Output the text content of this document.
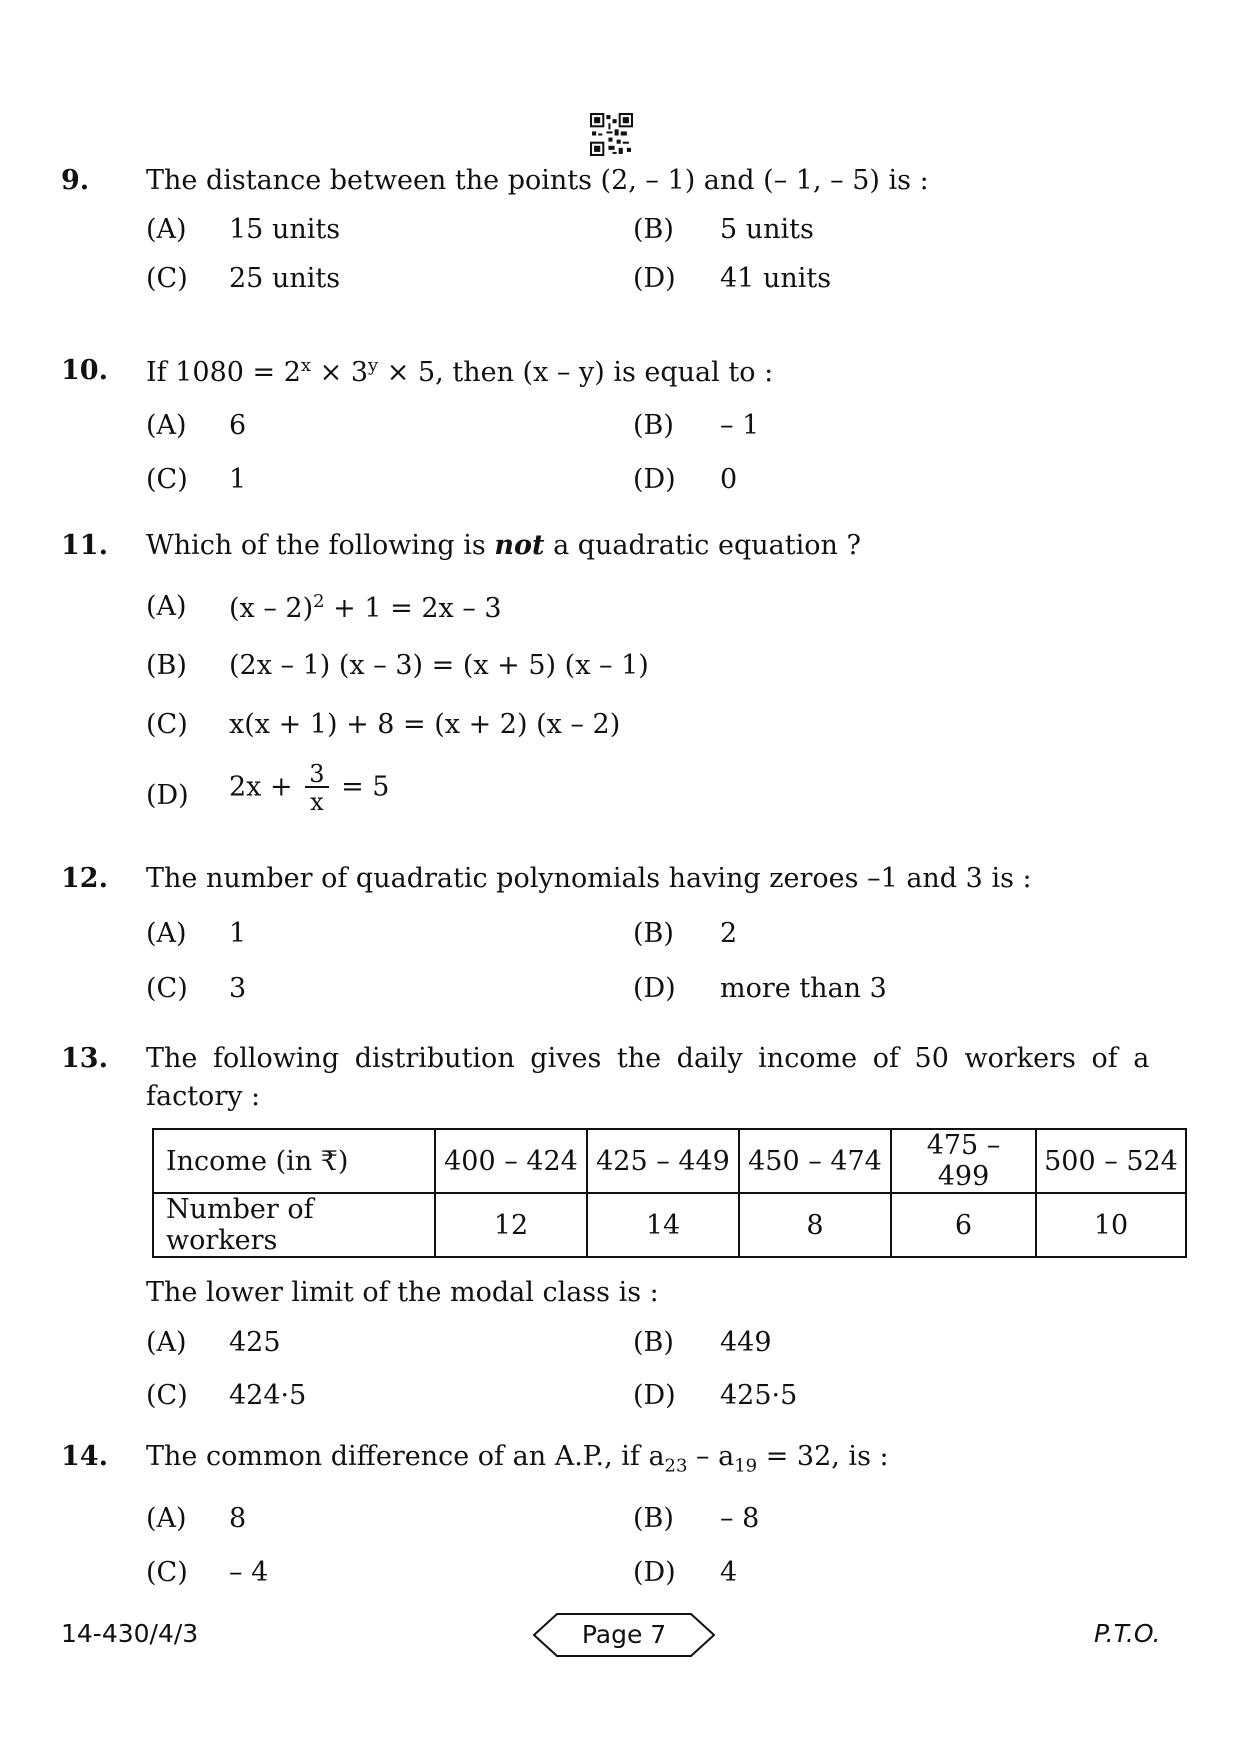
9. The distance between the points (2, – 1) and (– 1, – 5) is :
(A) 15 units	(B) 5 units
(C) 25 units	(D) 41 units
10. If $1080 = 2^x \times 3^y \times 5$, then (x – y) is equal to :
(A) 6	(B) – 1
(C) 1	(D) 0
11. Which of the following is not a quadratic equation ?
(A) (x – 2)$^2$ + 1 = 2x – 3
(B) (2x – 1) (x – 3) = (x + 5) (x – 1)
(C) x(x + 1) + 8 = (x + 2) (x – 2)
(D) $2x + \frac{3}{x} = 5$
12. The number of quadratic polynomials having zeroes –1 and 3 is :
(A) 1	(B) 2
(C) 3	(D) more than 3
13. The following distribution gives the daily income of 50 workers of a
factory :
Income (in ₹)	400 – 424	425 – 449	450 – 474	475 – 499	500 – 524
Number of workers	12	14	8	6	10
The lower limit of the modal class is :
(A) 425	(B) 449
(C) 424·5	(D) 425·5
14. The common difference of an A.P., if $a_{23} - a_{19} = 32$, is :
(A) 8	(B) – 8
(C) – 4	(D) 4
14-430/4/3	Page 7	P.T.O.
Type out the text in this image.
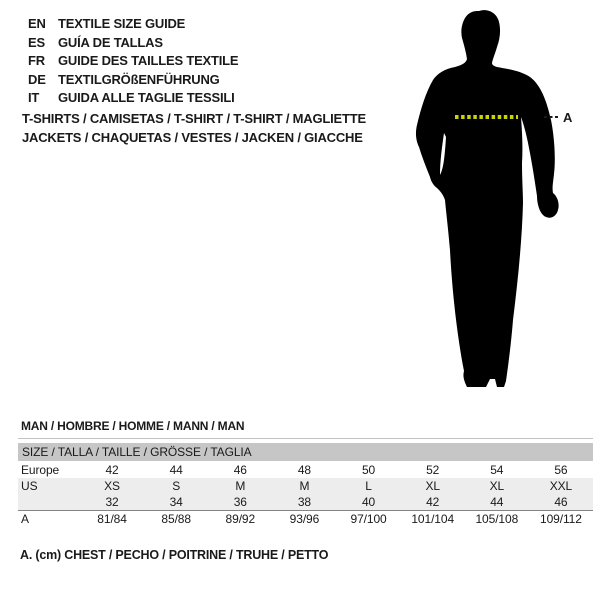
EN TEXTILE SIZE GUIDE
ES	GUÍA DE TALLAS
FR	GUIDE DES TAILLES TEXTILE
DE TEXTILGRÖßENFÜHRUNG
IT	GUIDA ALLE TAGLIE TESSILI
T-SHIRTS / CAMISETAS / T-SHIRT / T-SHIRT / MAGLIETTE
JACKETS / CHAQUETAS / VESTES / JACKEN / GIACCHE
A
MAN / HOMBRE / HOMME / MANN / MAN
SIZE / TALLA / TAILLE / GRÖSSE / TAGLIA
Europe	42	44	46	48	50	52	54	56
US	XS	S	M	M	L	XL	XL	XXL
	32	34	36	38	40	42	44	46
A	81/84	85/88	89/92	93/96	97/100	101/104	105/108	109/112
A. (cm) CHEST / PECHO / POITRINE / TRUHE / PETTO
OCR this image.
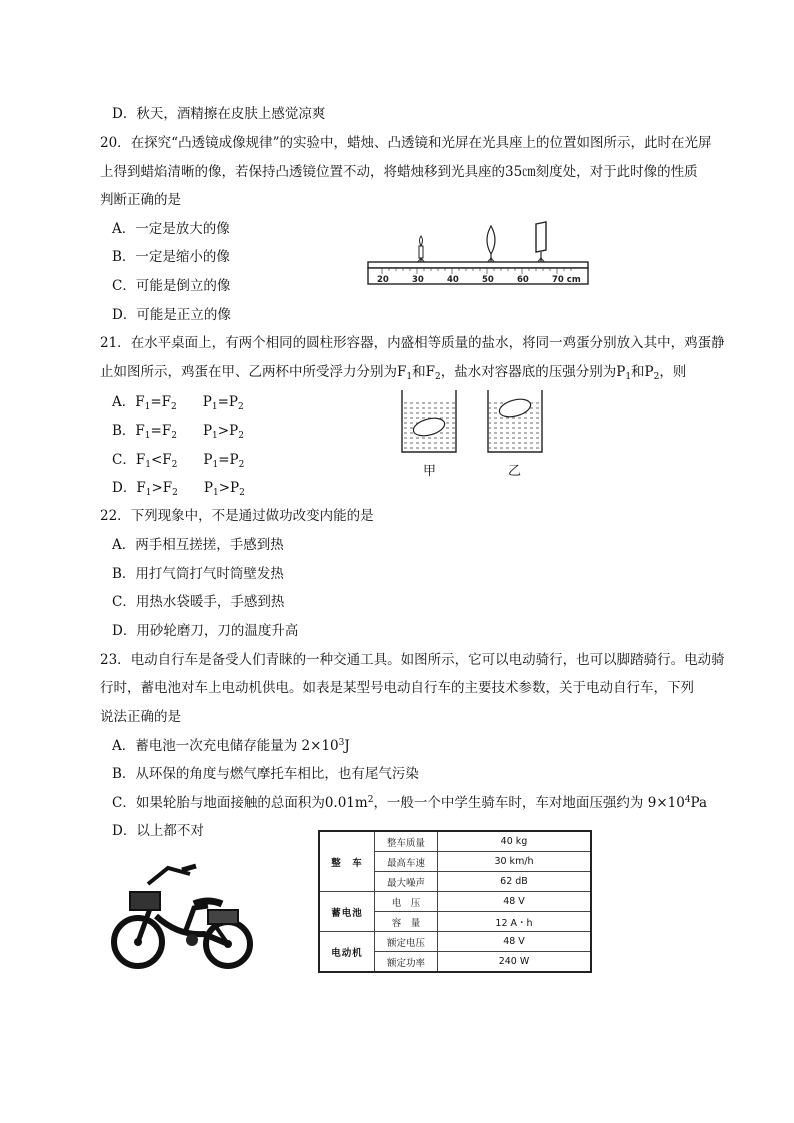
D．秋天，酒精擦在皮肤上感觉凉爽
20．在探究“凸透镜成像规律”的实验中，蜡烛、凸透镜和光屏在光具座上的位置如图所示，此时在光屏
上得到蜡焰清晰的像，若保持凸透镜位置不动，将蜡烛移到光具座的35㎝刻度处，对于此时像的性质
判断正确的是
A．一定是放大的像
B．一定是缩小的像
C．可能是倒立的像
D．可能是正立的像
20	30	40	50	60	70 cm
21．在水平桌面上，有两个相同的圆柱形容器，内盛相等质量的盐水，将同一鸡蛋分别放入其中，鸡蛋静
止如图所示，鸡蛋在甲、乙两杯中所受浮力分别为$F_1$和$F_2$，盐水对容器底的压强分别为$P_1$和$P_2$，则
A．$F_1=F_2$ $P_1=P_2$
B．$F_1=F_2$ $P_1>P_2$
C．$F_1<F_2$ $P_1=P_2$
D．$F_1>F_2$ $P_1>P_2$
甲	乙
22．下列现象中，不是通过做功改变内能的是
A．两手相互搓搓，手感到热
B．用打气筒打气时筒壁发热
C．用热水袋暖手，手感到热
D．用砂轮磨刀，刀的温度升高
23．电动自行车是备受人们青睐的一种交通工具。如图所示，它可以电动骑行，也可以脚踏骑行。电动骑
行时，蓄电池对车上电动机供电。如表是某型号电动自行车的主要技术参数，关于电动自行车，下列
说法正确的是
A．蓄电池一次充电储存能量为 $2\times 10^3J$
B．从环保的角度与燃气摩托车相比，也有尾气污染
C．如果轮胎与地面接触的总面积为$0.01m^2$，一般一个中学生骑车时，车对地面压强约为 $9\times 10^4Pa$
D．以上都不对
整　车	整车质量	40 kg
	最高车速	30 km/h
	最大噪声	62 dB
蓄电池	电　压	48 V
	容　量	12 A・h
电动机	额定电压	48 V
	额定功率	240 W
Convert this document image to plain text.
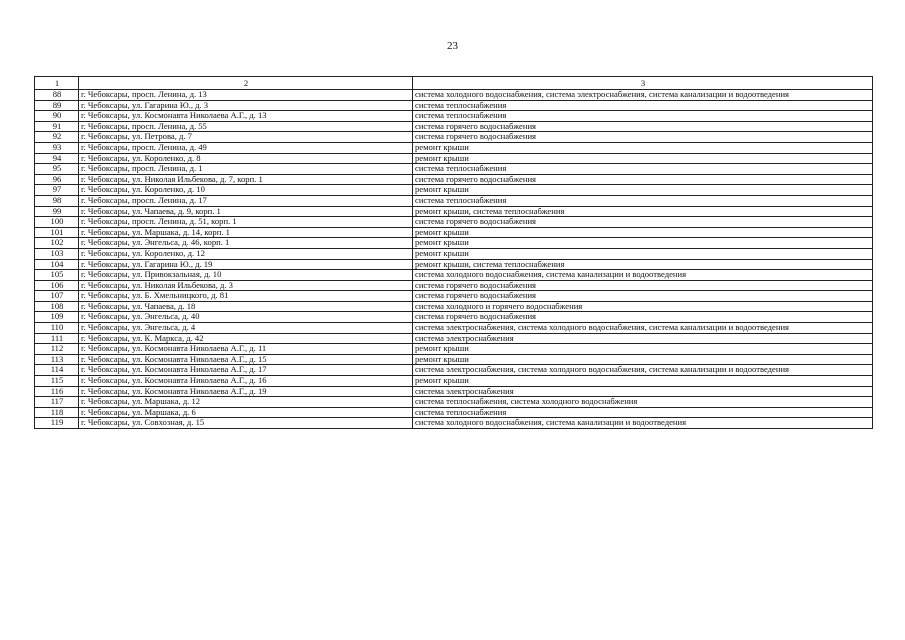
23
1	2	3
88	г. Чебоксары, просп. Ленина, д. 13	система холодного водоснабжения, система электроснабжения, система канализации и водоотведения
89	г. Чебоксары, ул. Гагарина Ю., д. 3	система теплоснабжения
90	г. Чебоксары, ул. Космонавта Николаева А.Г., д. 13	система теплоснабжения
91	г. Чебоксары, просп. Ленина, д. 55	система горячего водоснабжения
92	г. Чебоксары, ул. Петрова, д. 7	система горячего водоснабжения
93	г. Чебоксары, просп. Ленина, д. 49	ремонт крыши
94	г. Чебоксары, ул. Короленко, д. 8	ремонт крыши
95	г. Чебоксары, просп. Ленина, д. 1	система теплоснабжения
96	г. Чебоксары, ул. Николая Ильбекова, д. 7, корп. 1	система горячего водоснабжения
97	г. Чебоксары, ул. Короленко, д. 10	ремонт крыши
98	г. Чебоксары, просп. Ленина, д. 17	система теплоснабжения
99	г. Чебоксары, ул. Чапаева, д. 9, корп. 1	ремонт крыши, система теплоснабжения
100	г. Чебоксары, просп. Ленина, д. 51, корп. 1	система горячего водоснабжения
101	г. Чебоксары, ул. Маршака, д. 14, корп. 1	ремонт крыши
102	г. Чебоксары, ул. Энгельса, д. 46, корп. 1	ремонт крыши
103	г. Чебоксары, ул. Короленко, д. 12	ремонт крыши
104	г. Чебоксары, ул. Гагарина Ю., д. 19	ремонт крыши, система теплоснабжения
105	г. Чебоксары, ул. Привокзальная, д. 10	система холодного водоснабжения, система канализации и водоотведения
106	г. Чебоксары, ул. Николая Ильбекова, д. 3	система горячего водоснабжения
107	г. Чебоксары, ул. Б. Хмельницкого, д. 81	система горячего водоснабжения
108	г. Чебоксары, ул. Чапаева, д. 18	система холодного и горячего водоснабжения
109	г. Чебоксары, ул. Энгельса, д. 40	система горячего водоснабжения
110	г. Чебоксары, ул. Энгельса, д. 4	система электроснабжения, система холодного водоснабжения, система канализации и водоотведения
111	г. Чебоксары, ул. К. Маркса, д. 42	система электроснабжения
112	г. Чебоксары, ул. Космонавта Николаева А.Г., д. 11	ремонт крыши
113	г. Чебоксары, ул. Космонавта Николаева А.Г., д. 15	ремонт крыши
114	г. Чебоксары, ул. Космонавта Николаева А.Г., д. 17	система электроснабжения, система холодного водоснабжения, система канализации и водоотведения
115	г. Чебоксары, ул. Космонавта Николаева А.Г., д. 16	ремонт крыши
116	г. Чебоксары, ул. Космонавта Николаева А.Г., д. 19	система электроснабжения
117	г. Чебоксары, ул. Маршака, д. 12	система теплоснабжения, система холодного водоснабжения
118	г. Чебоксары, ул. Маршака, д. 6	система теплоснабжения
119	г. Чебоксары, ул. Совхозная, д. 15	система холодного водоснабжения, система канализации и водоотведения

****

◆ TO BE DONE
Your task is to collect every line above that contains the word "workers".

◆ EXERCISE ANSWER
13. The following distribution gives the daily income of 50 workers of a
Number of workers	12	14	8	6	10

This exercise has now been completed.